** begin **
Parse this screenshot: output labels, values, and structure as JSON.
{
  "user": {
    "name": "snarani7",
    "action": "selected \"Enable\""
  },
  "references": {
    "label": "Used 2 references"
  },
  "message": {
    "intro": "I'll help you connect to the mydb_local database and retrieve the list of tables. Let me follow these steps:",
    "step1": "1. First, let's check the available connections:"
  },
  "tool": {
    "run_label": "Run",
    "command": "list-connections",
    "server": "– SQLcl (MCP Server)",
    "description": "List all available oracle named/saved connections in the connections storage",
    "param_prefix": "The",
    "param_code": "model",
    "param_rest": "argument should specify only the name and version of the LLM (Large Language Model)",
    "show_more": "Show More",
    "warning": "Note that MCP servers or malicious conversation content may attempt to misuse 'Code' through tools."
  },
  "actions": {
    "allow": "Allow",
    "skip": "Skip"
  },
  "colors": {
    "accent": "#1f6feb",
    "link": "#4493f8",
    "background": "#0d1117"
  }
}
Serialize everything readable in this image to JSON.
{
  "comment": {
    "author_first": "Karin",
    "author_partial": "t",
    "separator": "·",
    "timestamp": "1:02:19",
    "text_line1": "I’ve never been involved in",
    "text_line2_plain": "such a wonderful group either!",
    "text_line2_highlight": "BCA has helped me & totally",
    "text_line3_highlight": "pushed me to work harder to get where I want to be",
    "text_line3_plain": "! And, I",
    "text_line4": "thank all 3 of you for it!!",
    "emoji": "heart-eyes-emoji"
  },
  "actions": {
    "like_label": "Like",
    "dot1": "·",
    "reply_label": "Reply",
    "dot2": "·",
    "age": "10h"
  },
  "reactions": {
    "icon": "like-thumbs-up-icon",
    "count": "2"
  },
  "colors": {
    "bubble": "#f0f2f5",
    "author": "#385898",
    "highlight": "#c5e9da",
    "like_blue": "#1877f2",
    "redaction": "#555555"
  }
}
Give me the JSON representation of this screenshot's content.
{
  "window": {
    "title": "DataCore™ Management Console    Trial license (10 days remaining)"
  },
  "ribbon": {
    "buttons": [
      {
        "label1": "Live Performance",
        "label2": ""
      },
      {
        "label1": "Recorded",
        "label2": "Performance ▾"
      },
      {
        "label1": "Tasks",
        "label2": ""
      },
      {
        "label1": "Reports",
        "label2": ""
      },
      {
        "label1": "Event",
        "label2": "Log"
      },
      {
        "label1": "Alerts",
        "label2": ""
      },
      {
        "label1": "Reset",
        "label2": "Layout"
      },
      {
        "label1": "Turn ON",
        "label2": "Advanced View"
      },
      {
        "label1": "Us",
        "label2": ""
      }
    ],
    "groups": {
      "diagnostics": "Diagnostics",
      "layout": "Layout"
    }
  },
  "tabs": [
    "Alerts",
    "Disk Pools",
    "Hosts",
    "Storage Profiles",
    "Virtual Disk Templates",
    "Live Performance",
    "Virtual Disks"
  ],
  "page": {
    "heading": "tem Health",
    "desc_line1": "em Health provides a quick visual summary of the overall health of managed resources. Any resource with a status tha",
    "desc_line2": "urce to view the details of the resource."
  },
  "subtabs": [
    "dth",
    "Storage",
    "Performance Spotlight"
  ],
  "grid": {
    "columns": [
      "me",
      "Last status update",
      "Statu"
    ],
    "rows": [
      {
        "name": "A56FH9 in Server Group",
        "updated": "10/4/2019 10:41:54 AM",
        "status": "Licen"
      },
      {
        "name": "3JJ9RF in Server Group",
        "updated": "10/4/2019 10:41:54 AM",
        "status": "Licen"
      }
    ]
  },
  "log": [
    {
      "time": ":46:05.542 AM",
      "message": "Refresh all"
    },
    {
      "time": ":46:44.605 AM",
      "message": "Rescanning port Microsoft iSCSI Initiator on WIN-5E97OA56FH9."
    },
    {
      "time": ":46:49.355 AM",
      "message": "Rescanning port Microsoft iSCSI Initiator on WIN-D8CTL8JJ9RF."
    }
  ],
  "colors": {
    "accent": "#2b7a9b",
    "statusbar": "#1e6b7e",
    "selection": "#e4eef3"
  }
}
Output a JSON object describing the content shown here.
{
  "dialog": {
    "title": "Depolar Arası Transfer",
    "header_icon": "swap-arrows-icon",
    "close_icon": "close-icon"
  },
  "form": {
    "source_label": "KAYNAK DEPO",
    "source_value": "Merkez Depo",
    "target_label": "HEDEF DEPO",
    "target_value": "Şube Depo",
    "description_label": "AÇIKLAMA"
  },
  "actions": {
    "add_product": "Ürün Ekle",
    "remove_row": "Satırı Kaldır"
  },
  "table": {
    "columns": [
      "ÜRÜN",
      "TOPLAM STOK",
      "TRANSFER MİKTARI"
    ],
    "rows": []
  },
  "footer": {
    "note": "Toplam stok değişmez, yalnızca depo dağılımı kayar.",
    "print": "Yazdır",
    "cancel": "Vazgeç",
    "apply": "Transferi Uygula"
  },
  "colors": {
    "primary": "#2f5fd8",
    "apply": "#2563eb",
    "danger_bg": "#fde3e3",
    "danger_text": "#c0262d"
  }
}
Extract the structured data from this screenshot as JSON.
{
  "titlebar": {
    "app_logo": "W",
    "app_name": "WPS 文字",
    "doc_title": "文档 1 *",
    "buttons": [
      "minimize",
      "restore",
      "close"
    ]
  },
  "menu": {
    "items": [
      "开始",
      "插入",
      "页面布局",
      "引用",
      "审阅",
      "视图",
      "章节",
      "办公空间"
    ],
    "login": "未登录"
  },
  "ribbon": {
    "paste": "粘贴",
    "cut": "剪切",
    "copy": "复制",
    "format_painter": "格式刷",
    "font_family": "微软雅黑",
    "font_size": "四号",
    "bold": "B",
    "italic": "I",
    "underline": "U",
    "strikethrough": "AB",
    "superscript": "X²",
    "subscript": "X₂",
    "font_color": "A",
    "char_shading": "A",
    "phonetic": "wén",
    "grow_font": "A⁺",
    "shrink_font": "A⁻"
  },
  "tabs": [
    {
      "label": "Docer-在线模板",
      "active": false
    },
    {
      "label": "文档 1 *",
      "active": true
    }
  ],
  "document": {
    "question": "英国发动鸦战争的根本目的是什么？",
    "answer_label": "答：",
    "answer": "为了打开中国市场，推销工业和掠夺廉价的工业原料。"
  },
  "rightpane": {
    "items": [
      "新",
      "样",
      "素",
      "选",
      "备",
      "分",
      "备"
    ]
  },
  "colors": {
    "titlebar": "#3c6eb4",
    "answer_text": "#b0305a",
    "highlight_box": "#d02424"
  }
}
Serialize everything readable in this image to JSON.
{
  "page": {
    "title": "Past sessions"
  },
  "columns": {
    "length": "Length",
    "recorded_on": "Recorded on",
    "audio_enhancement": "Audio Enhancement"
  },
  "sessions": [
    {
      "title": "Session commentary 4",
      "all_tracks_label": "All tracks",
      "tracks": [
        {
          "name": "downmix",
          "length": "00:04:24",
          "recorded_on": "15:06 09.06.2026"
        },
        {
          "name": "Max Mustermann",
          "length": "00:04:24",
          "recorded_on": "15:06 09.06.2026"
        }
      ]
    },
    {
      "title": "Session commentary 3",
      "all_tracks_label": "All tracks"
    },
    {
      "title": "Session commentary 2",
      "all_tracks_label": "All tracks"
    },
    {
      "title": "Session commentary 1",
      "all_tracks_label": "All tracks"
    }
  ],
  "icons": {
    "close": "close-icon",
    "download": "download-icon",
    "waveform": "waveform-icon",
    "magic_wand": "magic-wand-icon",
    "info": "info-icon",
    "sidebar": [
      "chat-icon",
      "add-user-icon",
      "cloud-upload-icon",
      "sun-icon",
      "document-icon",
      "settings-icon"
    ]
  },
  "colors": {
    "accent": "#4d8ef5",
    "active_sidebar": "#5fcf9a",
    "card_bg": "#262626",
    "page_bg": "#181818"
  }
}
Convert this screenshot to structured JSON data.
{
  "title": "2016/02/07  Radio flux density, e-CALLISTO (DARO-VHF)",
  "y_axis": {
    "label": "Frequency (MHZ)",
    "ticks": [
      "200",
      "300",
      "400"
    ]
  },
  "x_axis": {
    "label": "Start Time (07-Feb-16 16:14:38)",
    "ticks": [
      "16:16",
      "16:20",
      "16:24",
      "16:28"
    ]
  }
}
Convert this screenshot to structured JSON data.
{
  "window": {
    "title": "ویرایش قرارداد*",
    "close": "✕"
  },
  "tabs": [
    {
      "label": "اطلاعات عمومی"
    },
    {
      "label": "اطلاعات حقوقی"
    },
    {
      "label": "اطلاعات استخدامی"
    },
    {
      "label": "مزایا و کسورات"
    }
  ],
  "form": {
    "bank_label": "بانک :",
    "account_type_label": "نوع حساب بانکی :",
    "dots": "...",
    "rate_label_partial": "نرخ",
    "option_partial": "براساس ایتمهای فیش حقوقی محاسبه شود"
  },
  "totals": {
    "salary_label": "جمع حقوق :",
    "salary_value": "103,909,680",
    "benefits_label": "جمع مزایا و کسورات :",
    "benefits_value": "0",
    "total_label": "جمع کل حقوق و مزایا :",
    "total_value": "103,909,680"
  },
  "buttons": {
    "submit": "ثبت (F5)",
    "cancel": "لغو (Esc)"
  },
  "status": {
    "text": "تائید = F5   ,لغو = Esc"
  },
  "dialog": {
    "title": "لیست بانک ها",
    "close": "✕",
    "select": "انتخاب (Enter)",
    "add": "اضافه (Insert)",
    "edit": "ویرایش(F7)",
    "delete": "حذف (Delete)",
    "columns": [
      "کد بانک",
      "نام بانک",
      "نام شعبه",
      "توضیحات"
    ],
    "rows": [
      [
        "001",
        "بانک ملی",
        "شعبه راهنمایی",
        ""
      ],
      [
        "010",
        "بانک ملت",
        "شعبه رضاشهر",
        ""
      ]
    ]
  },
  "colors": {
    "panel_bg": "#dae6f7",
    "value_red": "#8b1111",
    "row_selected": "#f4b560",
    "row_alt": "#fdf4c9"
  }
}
** end **
TASK OBJECTIVE
Using the records above, say how many lines include the string "content". Only the number is wanted.

EXPECTED ANSWER
3